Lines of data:
= = = = =

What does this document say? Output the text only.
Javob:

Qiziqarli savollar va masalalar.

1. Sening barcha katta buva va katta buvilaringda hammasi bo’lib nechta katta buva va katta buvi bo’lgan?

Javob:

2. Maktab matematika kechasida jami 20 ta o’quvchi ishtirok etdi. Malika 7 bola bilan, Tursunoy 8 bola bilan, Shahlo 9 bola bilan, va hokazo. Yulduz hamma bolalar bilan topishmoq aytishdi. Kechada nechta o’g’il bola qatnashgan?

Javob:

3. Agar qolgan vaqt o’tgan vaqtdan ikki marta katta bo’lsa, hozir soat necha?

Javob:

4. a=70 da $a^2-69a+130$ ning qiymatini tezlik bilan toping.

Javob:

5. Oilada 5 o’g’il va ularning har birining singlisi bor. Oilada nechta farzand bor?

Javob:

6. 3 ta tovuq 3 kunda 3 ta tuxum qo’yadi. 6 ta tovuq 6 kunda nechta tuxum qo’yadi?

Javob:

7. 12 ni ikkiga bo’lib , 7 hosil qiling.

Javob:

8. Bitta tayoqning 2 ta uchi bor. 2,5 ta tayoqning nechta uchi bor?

= = = = =

Prompt:
Return all of the entries word for word.

Task output:
What does this document say? Output the text only.
Javob:

Qiziqarli savollar va masalalar.

1. Sening barcha katta buva va katta buvilaringda hammasi bo’lib nechta katta buva va katta buvi bo’lgan?

Javob:

2. Maktab matematika kechasida jami 20 ta o’quvchi ishtirok etdi. Malika 7 bola bilan, Tursunoy 8 bola bilan, Shahlo 9 bola bilan, va hokazo. Yulduz hamma bolalar bilan topishmoq aytishdi. Kechada nechta o’g’il bola qatnashgan?

Javob:

3. Agar qolgan vaqt o’tgan vaqtdan ikki marta katta bo’lsa, hozir soat necha?

Javob:

4. a=70 da $a^2-69a+130$ ning qiymatini tezlik bilan toping.

Javob:

5. Oilada 5 o’g’il va ularning har birining singlisi bor. Oilada nechta farzand bor?

Javob:

6. 3 ta tovuq 3 kunda 3 ta tuxum qo’yadi. 6 ta tovuq 6 kunda nechta tuxum qo’yadi?

Javob:

7. 12 ni ikkiga bo’lib , 7 hosil qiling.

Javob:

8. Bitta tayoqning 2 ta uchi bor. 2,5 ta tayoqning nechta uchi bor?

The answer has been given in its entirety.